● **What is required**:
Report each line of the listing below that contains the word "description", copying the line in full. Case counts.
>> Start Input records
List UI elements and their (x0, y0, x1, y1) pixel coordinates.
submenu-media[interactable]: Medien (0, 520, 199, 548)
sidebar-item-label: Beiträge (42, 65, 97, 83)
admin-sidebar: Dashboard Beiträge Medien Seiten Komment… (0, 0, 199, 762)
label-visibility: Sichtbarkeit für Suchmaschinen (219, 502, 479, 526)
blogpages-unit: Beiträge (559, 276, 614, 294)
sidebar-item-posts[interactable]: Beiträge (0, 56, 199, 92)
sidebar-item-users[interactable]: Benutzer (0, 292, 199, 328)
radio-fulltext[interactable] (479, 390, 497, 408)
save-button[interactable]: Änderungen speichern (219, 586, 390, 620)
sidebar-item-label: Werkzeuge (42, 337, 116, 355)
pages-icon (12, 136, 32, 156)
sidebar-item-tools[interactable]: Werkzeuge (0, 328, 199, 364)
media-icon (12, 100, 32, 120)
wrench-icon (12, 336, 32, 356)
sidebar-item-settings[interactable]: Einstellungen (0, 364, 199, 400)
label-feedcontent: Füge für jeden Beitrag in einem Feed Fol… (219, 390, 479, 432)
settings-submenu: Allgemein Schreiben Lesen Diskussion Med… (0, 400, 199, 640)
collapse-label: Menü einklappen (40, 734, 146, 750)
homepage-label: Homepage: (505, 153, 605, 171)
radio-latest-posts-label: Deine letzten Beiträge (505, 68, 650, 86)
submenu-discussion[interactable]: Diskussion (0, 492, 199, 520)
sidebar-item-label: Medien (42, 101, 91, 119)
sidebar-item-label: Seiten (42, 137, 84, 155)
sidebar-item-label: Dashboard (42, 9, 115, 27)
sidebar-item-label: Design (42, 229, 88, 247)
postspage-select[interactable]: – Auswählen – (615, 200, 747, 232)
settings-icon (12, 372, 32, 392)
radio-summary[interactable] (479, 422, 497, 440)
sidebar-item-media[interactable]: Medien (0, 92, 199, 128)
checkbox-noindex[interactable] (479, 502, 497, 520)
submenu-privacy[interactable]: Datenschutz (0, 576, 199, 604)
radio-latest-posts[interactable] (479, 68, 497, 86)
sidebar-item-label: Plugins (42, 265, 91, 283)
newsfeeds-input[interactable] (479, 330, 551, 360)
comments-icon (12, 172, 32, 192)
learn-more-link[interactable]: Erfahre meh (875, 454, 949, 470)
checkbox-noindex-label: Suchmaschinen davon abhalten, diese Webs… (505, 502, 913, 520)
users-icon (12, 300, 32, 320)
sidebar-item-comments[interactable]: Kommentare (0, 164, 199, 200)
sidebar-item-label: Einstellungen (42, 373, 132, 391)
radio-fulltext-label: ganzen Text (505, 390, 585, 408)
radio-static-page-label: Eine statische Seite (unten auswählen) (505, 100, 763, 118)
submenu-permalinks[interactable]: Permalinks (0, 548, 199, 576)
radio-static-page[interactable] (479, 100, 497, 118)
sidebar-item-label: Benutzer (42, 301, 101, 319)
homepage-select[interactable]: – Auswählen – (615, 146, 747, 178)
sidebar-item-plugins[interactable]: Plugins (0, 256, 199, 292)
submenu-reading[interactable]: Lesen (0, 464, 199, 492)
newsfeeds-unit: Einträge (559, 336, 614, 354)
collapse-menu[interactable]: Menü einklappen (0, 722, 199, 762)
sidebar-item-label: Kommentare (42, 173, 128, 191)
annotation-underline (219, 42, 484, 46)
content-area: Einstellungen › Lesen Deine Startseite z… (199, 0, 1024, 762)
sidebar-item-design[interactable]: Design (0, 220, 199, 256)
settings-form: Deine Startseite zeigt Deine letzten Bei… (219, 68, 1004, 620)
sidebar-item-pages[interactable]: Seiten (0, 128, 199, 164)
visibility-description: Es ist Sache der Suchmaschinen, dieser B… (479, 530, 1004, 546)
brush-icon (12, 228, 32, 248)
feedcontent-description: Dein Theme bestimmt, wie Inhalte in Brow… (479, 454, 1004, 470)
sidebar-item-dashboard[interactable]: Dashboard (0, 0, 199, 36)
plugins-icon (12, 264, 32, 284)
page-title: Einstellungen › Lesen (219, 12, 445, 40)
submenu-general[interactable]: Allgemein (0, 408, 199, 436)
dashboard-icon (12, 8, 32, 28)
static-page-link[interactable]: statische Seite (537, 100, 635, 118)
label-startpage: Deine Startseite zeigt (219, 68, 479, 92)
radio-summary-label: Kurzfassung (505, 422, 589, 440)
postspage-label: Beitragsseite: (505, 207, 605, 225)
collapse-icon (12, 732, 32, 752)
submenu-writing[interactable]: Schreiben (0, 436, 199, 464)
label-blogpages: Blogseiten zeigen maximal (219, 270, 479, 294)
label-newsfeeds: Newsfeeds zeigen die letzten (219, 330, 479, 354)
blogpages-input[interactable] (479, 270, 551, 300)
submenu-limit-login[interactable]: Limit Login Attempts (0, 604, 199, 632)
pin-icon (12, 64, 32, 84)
>> End Input records
● **Right answer**:
visibility-description: Es ist Sache der Suchmaschinen, dieser B… (479, 530, 1004, 546)
feedcontent-description: Dein Theme bestimmt, wie Inhalte in Brow… (479, 454, 1004, 470)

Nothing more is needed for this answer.